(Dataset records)
------------------------------------------------
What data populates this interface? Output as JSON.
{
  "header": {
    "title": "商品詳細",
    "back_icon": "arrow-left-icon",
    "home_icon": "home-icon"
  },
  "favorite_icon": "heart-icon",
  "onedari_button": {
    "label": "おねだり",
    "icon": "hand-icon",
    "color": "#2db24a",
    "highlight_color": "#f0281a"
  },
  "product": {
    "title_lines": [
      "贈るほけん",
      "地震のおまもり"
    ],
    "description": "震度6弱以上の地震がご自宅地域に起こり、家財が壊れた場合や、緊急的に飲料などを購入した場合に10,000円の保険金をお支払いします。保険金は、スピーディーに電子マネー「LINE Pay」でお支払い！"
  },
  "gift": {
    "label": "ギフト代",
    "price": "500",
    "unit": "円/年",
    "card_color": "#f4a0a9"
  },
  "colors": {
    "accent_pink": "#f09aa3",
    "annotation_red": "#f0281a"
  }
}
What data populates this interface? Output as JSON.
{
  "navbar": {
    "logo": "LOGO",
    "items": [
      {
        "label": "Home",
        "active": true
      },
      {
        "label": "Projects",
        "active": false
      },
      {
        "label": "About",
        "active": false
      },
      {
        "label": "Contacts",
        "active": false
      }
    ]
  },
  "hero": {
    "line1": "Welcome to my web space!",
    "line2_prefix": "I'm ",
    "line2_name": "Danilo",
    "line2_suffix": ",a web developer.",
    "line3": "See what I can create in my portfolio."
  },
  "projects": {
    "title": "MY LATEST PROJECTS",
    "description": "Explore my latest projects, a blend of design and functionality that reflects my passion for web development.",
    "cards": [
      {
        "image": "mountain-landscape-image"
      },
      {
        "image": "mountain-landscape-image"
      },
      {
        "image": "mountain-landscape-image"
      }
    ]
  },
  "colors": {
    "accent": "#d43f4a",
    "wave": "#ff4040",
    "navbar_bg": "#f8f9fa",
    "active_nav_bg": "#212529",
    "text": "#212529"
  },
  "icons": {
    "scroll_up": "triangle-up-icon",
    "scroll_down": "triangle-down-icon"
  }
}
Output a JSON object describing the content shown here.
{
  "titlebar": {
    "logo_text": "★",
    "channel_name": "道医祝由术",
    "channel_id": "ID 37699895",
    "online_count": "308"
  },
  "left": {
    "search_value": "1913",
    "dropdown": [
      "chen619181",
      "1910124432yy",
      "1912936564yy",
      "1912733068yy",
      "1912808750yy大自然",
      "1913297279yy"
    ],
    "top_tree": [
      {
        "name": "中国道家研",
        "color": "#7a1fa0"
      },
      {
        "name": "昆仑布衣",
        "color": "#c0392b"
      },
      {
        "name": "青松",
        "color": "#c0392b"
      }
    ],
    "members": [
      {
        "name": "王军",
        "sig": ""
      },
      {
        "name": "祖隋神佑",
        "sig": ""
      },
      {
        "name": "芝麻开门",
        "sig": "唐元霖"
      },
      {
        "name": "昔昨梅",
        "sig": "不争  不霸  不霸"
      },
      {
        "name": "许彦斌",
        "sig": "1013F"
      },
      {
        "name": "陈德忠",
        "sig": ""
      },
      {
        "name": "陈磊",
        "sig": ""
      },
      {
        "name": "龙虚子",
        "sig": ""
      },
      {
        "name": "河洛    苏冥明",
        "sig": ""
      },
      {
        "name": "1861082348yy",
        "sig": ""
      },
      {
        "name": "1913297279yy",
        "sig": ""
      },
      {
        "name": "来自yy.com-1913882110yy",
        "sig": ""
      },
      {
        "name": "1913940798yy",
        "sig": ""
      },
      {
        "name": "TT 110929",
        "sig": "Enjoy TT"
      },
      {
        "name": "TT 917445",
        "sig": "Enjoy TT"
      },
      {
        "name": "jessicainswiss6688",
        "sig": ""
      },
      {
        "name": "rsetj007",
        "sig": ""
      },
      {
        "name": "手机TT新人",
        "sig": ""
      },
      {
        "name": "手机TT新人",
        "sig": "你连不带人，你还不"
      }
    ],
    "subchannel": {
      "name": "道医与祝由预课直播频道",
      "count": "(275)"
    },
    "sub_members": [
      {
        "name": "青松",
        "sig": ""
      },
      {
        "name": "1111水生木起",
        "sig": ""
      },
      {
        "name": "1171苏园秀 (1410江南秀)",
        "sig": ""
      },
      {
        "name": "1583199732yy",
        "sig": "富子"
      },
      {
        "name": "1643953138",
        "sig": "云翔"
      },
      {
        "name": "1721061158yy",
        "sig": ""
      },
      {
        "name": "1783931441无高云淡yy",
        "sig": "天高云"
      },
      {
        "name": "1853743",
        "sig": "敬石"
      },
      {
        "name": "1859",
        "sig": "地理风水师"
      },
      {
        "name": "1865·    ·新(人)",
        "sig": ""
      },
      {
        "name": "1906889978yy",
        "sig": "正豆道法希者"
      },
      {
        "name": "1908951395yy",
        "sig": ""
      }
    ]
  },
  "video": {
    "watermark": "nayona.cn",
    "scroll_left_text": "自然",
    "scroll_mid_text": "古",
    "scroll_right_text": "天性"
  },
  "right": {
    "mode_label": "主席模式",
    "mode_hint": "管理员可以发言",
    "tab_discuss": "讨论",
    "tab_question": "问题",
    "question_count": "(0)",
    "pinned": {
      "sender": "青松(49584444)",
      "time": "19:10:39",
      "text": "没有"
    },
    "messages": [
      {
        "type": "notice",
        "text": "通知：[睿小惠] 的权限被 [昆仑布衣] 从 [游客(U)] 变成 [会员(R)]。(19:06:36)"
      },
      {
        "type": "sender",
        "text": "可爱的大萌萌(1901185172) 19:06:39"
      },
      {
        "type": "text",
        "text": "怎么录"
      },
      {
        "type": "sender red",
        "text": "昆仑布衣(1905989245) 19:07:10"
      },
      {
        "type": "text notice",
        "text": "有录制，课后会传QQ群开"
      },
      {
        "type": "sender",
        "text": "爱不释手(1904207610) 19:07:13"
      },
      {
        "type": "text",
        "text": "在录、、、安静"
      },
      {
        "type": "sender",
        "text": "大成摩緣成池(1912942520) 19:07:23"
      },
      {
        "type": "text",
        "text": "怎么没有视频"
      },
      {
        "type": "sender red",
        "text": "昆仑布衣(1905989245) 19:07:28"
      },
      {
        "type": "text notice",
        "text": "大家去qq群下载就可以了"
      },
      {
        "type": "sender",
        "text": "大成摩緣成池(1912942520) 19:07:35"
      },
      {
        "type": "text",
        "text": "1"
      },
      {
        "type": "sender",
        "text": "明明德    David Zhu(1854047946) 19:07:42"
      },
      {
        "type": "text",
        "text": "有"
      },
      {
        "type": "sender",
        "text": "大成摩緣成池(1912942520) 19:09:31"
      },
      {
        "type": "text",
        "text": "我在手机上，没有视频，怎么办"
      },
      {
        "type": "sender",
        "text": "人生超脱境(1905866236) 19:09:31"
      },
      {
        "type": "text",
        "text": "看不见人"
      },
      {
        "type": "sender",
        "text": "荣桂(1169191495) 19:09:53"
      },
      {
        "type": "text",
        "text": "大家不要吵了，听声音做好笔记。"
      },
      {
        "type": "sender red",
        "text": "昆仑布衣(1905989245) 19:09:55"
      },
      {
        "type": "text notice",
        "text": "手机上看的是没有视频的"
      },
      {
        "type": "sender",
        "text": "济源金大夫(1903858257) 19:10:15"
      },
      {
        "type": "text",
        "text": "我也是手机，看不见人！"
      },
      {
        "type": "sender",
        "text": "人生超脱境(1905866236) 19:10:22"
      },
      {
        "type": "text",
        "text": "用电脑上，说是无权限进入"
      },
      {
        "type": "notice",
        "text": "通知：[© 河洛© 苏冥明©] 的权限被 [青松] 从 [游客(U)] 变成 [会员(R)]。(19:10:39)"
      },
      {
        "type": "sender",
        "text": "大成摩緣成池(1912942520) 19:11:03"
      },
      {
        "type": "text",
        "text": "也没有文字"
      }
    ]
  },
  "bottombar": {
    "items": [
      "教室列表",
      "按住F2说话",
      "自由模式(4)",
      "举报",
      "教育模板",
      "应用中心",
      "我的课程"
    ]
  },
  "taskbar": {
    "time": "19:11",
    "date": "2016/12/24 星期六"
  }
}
------------------------------------------------
Pull out all lines from the entries above that include the word "昆仑布衣".

        "name": "昆仑布衣",
        "text": "通知：[睿小惠] 的权限被 [昆仑布衣] 从 [游客(U)] 变成 [会员(R)]。(19:06:36)"
        "text": "昆仑布衣(1905989245) 19:07:10"
        "text": "昆仑布衣(1905989245) 19:07:28"
        "text": "昆仑布衣(1905989245) 19:09:55"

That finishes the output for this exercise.